(DATA IN THIS EXERCISE):
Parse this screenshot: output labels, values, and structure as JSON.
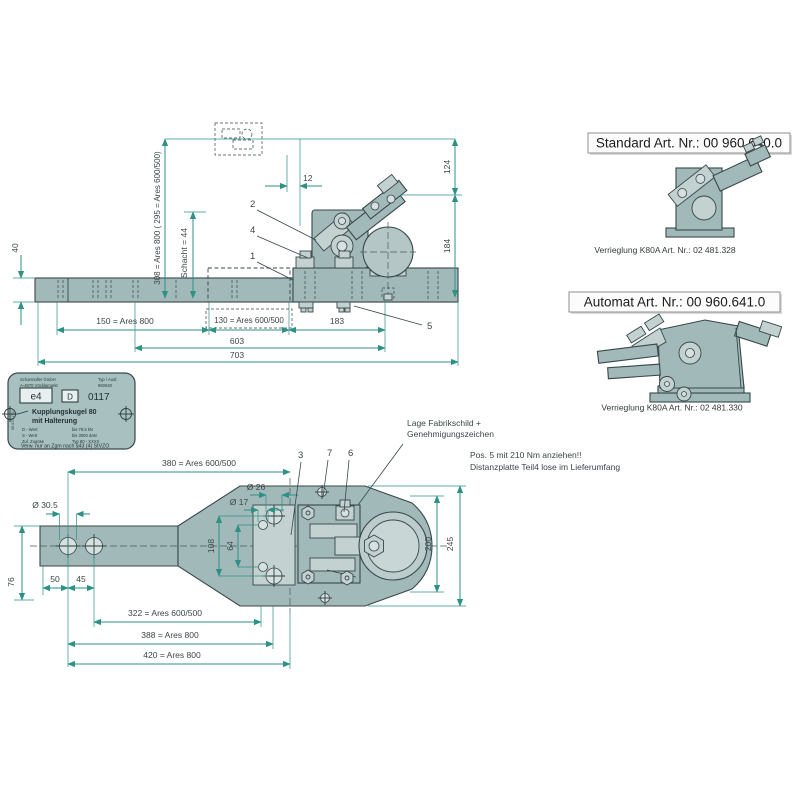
{
  "right_panel": {
    "standard": {
      "title": "Standard Art. Nr.: 00 960.640.0",
      "caption": "Verrieglung K80A Art. Nr.: 02 481.328"
    },
    "automat": {
      "title": "Automat Art. Nr.: 00 960.641.0",
      "caption": "Verrieglung K80A Art. Nr.: 02 481.330"
    }
  },
  "side_view": {
    "dim_40": "40",
    "dim_height": "308 = Ares 800 ( 295 = Ares 600/500)",
    "dim_schacht": "Schacht = 44",
    "dim_12": "12",
    "dim_124": "124",
    "dim_184": "184",
    "dim_150": "150 = Ares 800",
    "dim_130": "130 = Ares 600/500",
    "dim_183": "183",
    "dim_603": "603",
    "dim_703": "703",
    "callout_1": "1",
    "callout_2": "2",
    "callout_4": "4",
    "callout_5": "5"
  },
  "top_view": {
    "dim_380": "380 = Ares 600/500",
    "dim_d26": "Ø 26",
    "dim_d17": "Ø 17",
    "dim_d305": "Ø 30.5",
    "dim_108": "108",
    "dim_64": "64",
    "dim_76": "76",
    "dim_50": "50",
    "dim_45": "45",
    "dim_322": "322 = Ares 600/500",
    "dim_388": "388 = Ares 800",
    "dim_420": "420 = Ares 800",
    "dim_200": "200",
    "dim_245": "245",
    "callout_3": "3",
    "callout_6": "6",
    "callout_7": "7",
    "note_fabrikschild_1": "Lage Fabrikschild +",
    "note_fabrikschild_2": "Genehmigungszeichen",
    "note_pos5_1": "Pos. 5 mit 210 Nm anziehen!!",
    "note_pos5_2": "Distanzplatte Teil4 lose im Lieferumfang"
  },
  "type_plate": {
    "maker_1": "Scharmüller GmbH",
    "maker_2": "A-4870 Vöcklamarkt",
    "maker_3": "Hauptstr. 25",
    "type_label": "Typ / Ausf.",
    "type_value": "960640",
    "approval_e4": "e4",
    "approval_d": "D",
    "approval_nr": "0117",
    "product_1": "Kupplungskugel 80",
    "product_2": "mit Halterung",
    "spec_1_label": "D - Wert",
    "spec_1_value": "bis 78.5 kN",
    "spec_2_label": "S - Wert",
    "spec_2_value": "bis 3000 daN",
    "spec_3_label": "Zul. Zugöse",
    "spec_3_value": "Typ 80 - XXXX",
    "footer": "Verw. nur an Zgm nach §43 (4) StVZO",
    "side_code": "06 675 751"
  }
}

(PROBLEM TO WORK ON):
Filter the data for the string "caption" and copy every line that has it.

(FINAL RESULT):
      "caption": "Verrieglung K80A Art. Nr.: 02 481.328"
      "caption": "Verrieglung K80A Art. Nr.: 02 481.330"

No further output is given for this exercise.